[Records from a data collection]
= = = =

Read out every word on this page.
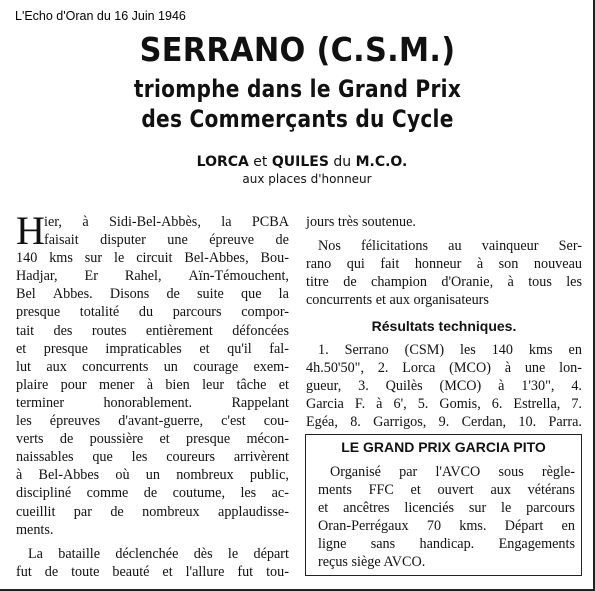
L'Echo d'Oran du 16 Juin 1946
SERRANO (C.S.M.)
triomphe dans le Grand Prix
des Commerçants du Cycle
LORCA et QUILES du M.C.O.
aux places d'honneur
H ier, à Sidi-Bel-Abbès, la PCBA
faisait disputer une épreuve de
140 kms sur le circuit Bel-Abbes, Bou-
Hadjar, Er Rahel, Aïn-Témouchent,
Bel Abbes. Disons de suite que la
presque totalité du parcours compor-
tait des routes entièrement défoncées
et presque impraticables et qu'il fal-
lut aux concurrents un courage exem-
plaire pour mener à bien leur tâche et
terminer	honorablement.	Rappelant
les épreuves d'avant-guerre, c'est cou-
verts de poussière et presque mécon-
naissables que les coureurs arrivèrent
à Bel-Abbes où un nombreux public,
discipliné comme de coutume, les ac-
cueillit par de nombreux applaudisse-
ments.
La bataille déclenchée dès le départ
fut de toute beauté et l'allure fut tou-
jours très soutenue.
Nos félicitations au vainqueur Ser-
rano qui fait honneur à son nouveau
titre de champion d'Oranie, à tous les
concurrents et aux organisateurs
Résultats techniques.
1. Serrano (CSM) les 140 kms en
4h.50'50", 2. Lorca (MCO) à une lon-
gueur, 3. Quilès (MCO) à 1'30", 4.
Garcia F. à 6', 5. Gomis, 6. Estrella, 7.
Egéa, 8. Garrigos, 9. Cerdan, 10. Parra.
LE GRAND PRIX GARCIA PITO
Organisé par l'AVCO sous règle-
ments FFC et ouvert aux vétérans
et ancêtres licenciés sur le parcours
Oran-Perrégaux 70 kms. Départ en
ligne sans handicap. Engagements
reçus siège AVCO.
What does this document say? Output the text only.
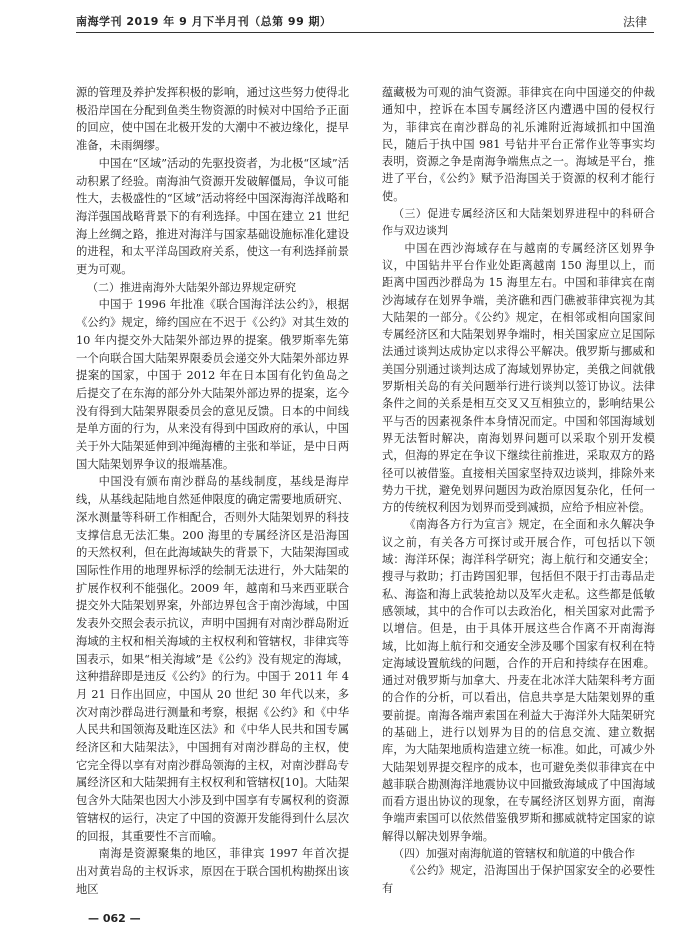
南海学刊 2019 年 9 月下半月刊（总第 99 期）	法律

源的管理及养护发挥积极的影响，通过这些努力使得北极沿岸国在分配到鱼类生物资源的时候对中国给予正面的回应，使中国在北极开发的大潮中不被边缘化，提早准备，未雨绸缪。

中国在“区域”活动的先驱投资者，为北极“区域”活动积累了经验。南海油气资源开发破解僵局，争议可能性大，去极盛性的“区域”活动将经中国深海海洋战略和海洋强国战略背景下的有利选择。中国在建立 21 世纪海上丝绸之路，推进对海洋与国家基础设施标准化建设的进程，和太平洋岛国政府关系，使这一有利选择前景更为可观。

（二）推进南海外大陆架外部边界规定研究

中国于 1996 年批准《联合国海洋法公约》，根据《公约》规定，缔约国应在不迟于《公约》对其生效的 10 年内提交外大陆架外部边界的提案。俄罗斯率先第一个向联合国大陆架界限委员会递交外大陆架外部边界提案的国家，中国于 2012 年在日本国有化钓鱼岛之后提交了在东海的部分外大陆架外部边界的提案，迄今没有得到大陆架界限委员会的意见反馈。日本的中间线是单方面的行为，从来没有得到中国政府的承认，中国关于外大陆架延伸到冲绳海槽的主张和举证，是中日两国大陆架划界争议的报端基准。

中国没有颁布南沙群岛的基线制度，基线是海岸线，从基线起陆地自然延伸限度的确定需要地质研究、深水测量等科研工作相配合，否则外大陆架划界的科技支撑信息无法汇集。200 海里的专属经济区是沿海国的天然权利，但在此海域缺失的背景下，大陆架海国或国际性作用的地理界标浮的绘制无法进行，外大陆架的扩展作权利不能强化。2009 年，越南和马来西亚联合提交外大陆架划界案，外部边界包含于南沙海域，中国发表外交照会表示抗议，声明中国拥有对南沙群岛附近海域的主权和相关海域的主权权利和管辖权，非律宾等国表示，如果“相关海域”是《公约》没有规定的海域，这种措辞即是违反《公约》的行为。中国于 2011 年 4 月 21 日作出回应，中国从 20 世纪 30 年代以来，多次对南沙群岛进行测量和考察，根据《公约》和《中华人民共和国领海及毗连区法》和《中华人民共和国专属经济区和大陆架法》，中国拥有对南沙群岛的主权，使它完全得以享有对南沙群岛领海的主权，对南沙群岛专属经济区和大陆架拥有主权权利和管辖权[10]。大陆架包含外大陆架也因大小涉及到中国享有专属权利的资源管辖权的运行，决定了中国的资源开发能得到什么层次的回报，其重要性不言而喻。

南海是资源聚集的地区，菲律宾 1997 年首次提出对黄岩岛的主权诉求，原因在于联合国机构勘探出该地区

蕴藏极为可观的油气资源。菲律宾在向中国递交的仲裁通知中，控诉在本国专属经济区内遭遇中国的侵权行为，菲律宾在南沙群岛的礼乐滩附近海域抓扣中国渔民，随后于执中国 981 号钻井平台正常作业等事实均表明，资源之争是南海争端焦点之一。海域是平台，推进了平台，《公约》赋予沿海国关于资源的权利才能行使。

（三）促进专属经济区和大陆架划界进程中的科研合作与双边谈判

中国在西沙海域存在与越南的专属经济区划界争议，中国钻井平台作业处距离越南 150 海里以上，而距离中国西沙群岛为 15 海里左右。中国和菲律宾在南沙海域存在划界争端，美济礁和西门礁被菲律宾视为其大陆架的一部分。《公约》规定，在相邻或相向国家间专属经济区和大陆架划界争端时，相关国家应立足国际法通过谈判达成协定以求得公平解决。俄罗斯与挪威和美国分别通过谈判达成了海域划界协定，美俄之间就俄罗斯相关岛的有关问题举行进行谈判以签订协议。法律条件之间的关系是相互交叉又互相独立的，影响结果公平与否的因素视条件本身情况而定。中国和邻国海域划界无法暂时解决，南海划界问题可以采取个别开发模式，但海的界定在争议下继续往前推进，采取双方的路径可以被借鉴。直接相关国家坚持双边谈判，排除外来势力干扰，避免划界问题因为政治原因复杂化，任何一方的传统权利因为划界而受到减损，应给予相应补偿。

《南海各方行为宣言》规定，在全面和永久解决争议之前，有关各方可探讨或开展合作，可包括以下领域：海洋环保；海洋科学研究；海上航行和交通安全；搜寻与救助；打击跨国犯罪，包括但不限于打击毒品走私、海盗和海上武装抢劫以及军火走私。这些都是低敏感领域，其中的合作可以去政治化，相关国家对此需予以增信。但是，由于具体开展这些合作离不开南海海域，比如海上航行和交通安全涉及哪个国家有权利在特定海域设置航线的问题，合作的开启和持续存在困难。通过对俄罗斯与加拿大、丹麦在北冰洋大陆架科考方面的合作的分析，可以看出，信息共享是大陆架划界的重要前提。南海各端声索国在利益大于海洋外大陆架研究的基础上，进行以划界为目的的信息交流、建立数据库，为大陆架地质构造建立统一标准。如此，可减少外大陆架划界提交程序的成本，也可避免类似菲律宾在中越菲联合勘测海洋地震协议中回撤致海域成了中国海域而看方退出协议的现象，在专属经济区划界方面，南海争端声索国可以依然借鉴俄罗斯和挪威就特定国家的谅解得以解决划界争端。

（四）加强对南海航道的管辖权和航道的中俄合作

《公约》规定，沿海国出于保护国家安全的必要性有

— 062 —
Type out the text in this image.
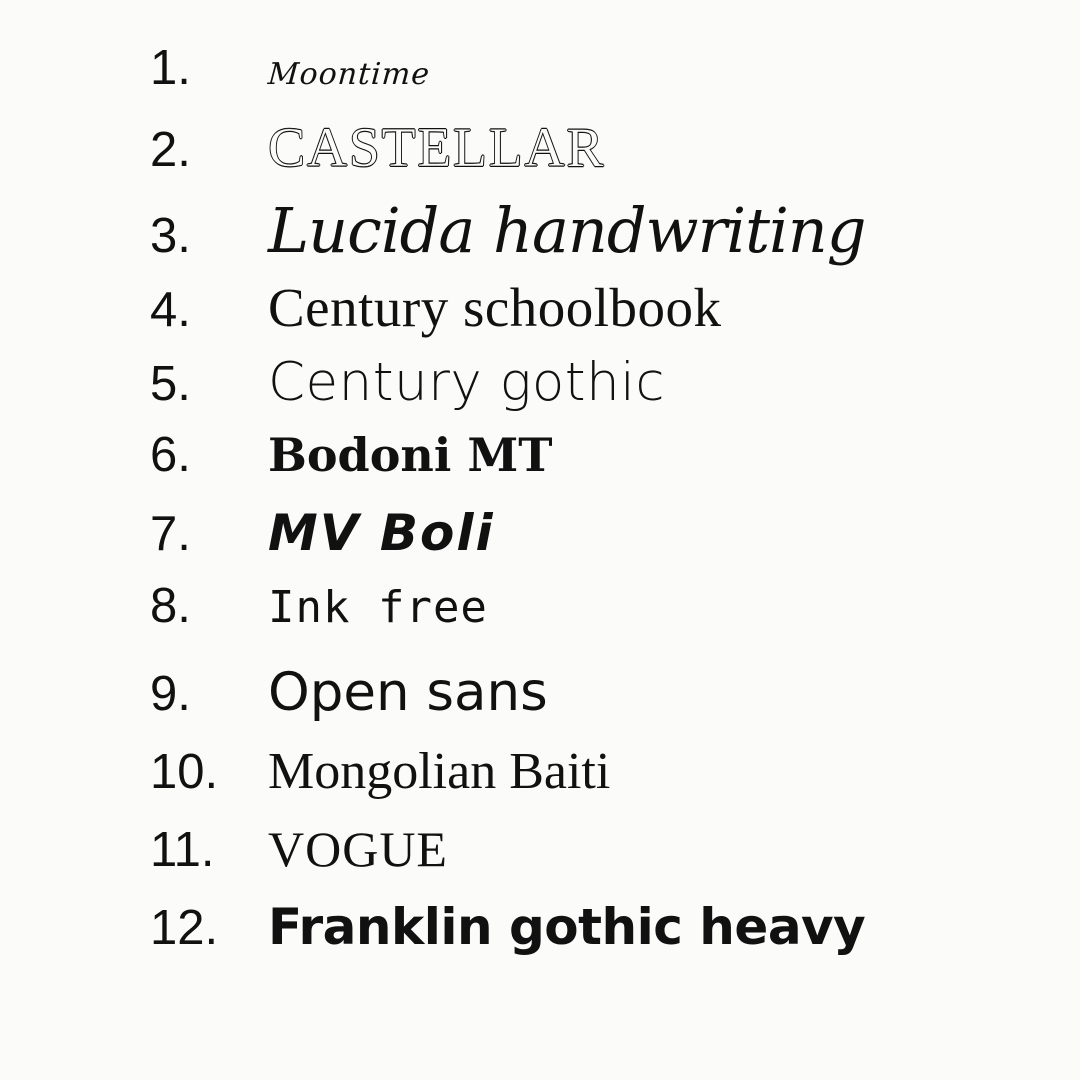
1.	Moontime
2.	CASTELLAR
3.	Lucida handwriting
4.	Century schoolbook
5.	Century gothic
6.	Bodoni MT
7.	MV Boli
8.	Ink free
9.	Open sans
10. Mongolian Baiti
11.	VOGUE
12. Franklin gothic heavy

= = = =

• What the task asks: Quote, without alteration, the lines running from the line containing "Type out the text in this image." to the last line of the entries, and include no pictures.

• Problem solution:
Type out the text in this image.
1.	Moontime
2.	CASTELLAR
3.	Lucida handwriting
4.	Century schoolbook
5.	Century gothic
6.	Bodoni MT
7.	MV Boli
8.	Ink free
9.	Open sans
10. Mongolian Baiti
11.	VOGUE
12. Franklin gothic heavy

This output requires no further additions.